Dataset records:
● ● ● ● ● ● ●
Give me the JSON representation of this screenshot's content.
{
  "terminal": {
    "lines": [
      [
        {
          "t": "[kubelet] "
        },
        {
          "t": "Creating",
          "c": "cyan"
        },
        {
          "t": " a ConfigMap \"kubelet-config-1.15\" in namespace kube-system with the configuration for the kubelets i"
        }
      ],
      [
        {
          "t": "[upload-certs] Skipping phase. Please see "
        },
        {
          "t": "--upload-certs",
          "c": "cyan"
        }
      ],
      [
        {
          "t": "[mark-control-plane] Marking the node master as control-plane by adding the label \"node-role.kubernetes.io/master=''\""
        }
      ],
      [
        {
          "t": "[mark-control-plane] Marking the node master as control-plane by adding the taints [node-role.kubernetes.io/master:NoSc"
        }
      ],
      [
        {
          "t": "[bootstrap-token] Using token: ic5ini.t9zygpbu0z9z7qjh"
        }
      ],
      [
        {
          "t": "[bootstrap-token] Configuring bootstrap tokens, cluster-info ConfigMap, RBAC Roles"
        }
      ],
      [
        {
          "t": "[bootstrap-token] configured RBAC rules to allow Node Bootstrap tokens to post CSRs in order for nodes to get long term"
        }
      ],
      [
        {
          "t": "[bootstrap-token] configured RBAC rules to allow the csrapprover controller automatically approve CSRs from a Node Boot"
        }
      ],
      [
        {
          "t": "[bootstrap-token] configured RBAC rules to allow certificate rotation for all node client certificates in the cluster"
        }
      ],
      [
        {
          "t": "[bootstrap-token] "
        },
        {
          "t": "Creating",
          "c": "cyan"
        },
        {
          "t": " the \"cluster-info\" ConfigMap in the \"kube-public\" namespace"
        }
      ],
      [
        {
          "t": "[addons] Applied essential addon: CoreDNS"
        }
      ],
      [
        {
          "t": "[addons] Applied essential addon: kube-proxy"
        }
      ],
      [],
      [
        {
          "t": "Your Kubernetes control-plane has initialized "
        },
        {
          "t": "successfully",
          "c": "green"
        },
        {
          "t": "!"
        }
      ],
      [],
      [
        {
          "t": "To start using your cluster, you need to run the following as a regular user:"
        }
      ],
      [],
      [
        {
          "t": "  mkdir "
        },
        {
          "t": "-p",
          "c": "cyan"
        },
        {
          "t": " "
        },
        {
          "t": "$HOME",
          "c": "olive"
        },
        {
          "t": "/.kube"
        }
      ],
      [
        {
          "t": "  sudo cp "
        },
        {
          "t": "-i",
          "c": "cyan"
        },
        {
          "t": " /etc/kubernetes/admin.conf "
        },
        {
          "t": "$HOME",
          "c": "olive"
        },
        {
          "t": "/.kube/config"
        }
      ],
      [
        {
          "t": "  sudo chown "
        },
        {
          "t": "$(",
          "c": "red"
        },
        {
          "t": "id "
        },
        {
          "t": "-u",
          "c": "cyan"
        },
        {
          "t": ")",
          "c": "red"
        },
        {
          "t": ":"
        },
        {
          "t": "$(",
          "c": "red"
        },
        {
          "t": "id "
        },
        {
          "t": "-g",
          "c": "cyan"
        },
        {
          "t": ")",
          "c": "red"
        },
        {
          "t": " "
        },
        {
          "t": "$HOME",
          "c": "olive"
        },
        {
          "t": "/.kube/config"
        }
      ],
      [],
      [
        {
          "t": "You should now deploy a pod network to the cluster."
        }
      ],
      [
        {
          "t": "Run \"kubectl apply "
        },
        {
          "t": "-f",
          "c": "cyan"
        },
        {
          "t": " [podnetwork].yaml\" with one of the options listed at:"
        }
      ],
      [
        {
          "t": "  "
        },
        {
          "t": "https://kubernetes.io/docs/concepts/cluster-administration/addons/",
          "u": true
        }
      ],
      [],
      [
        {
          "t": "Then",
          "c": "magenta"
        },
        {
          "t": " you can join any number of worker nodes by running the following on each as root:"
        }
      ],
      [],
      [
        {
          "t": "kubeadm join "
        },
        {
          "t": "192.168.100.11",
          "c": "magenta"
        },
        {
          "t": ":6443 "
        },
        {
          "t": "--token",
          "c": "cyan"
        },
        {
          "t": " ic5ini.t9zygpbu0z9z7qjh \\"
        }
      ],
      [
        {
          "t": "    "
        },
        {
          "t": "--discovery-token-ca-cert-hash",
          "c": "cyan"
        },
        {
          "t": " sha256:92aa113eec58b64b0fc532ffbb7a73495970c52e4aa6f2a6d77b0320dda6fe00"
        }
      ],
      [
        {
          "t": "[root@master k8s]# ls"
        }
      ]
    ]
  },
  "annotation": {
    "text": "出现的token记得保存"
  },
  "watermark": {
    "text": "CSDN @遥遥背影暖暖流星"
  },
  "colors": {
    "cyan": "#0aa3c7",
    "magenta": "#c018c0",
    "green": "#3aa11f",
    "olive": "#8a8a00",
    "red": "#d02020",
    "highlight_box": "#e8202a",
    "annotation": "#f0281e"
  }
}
● ● ● ● ● ● ●
◆ Task objective ◆
Filter the data for the string "tokens" and copy every line that has it.

◆ Answer to the exercise ◆
          "t": "[bootstrap-token] Configuring bootstrap tokens, cluster-info ConfigMap, RBAC Roles"
          "t": "[bootstrap-token] configured RBAC rules to allow Node Bootstrap tokens to post CSRs in order for nodes to get long term"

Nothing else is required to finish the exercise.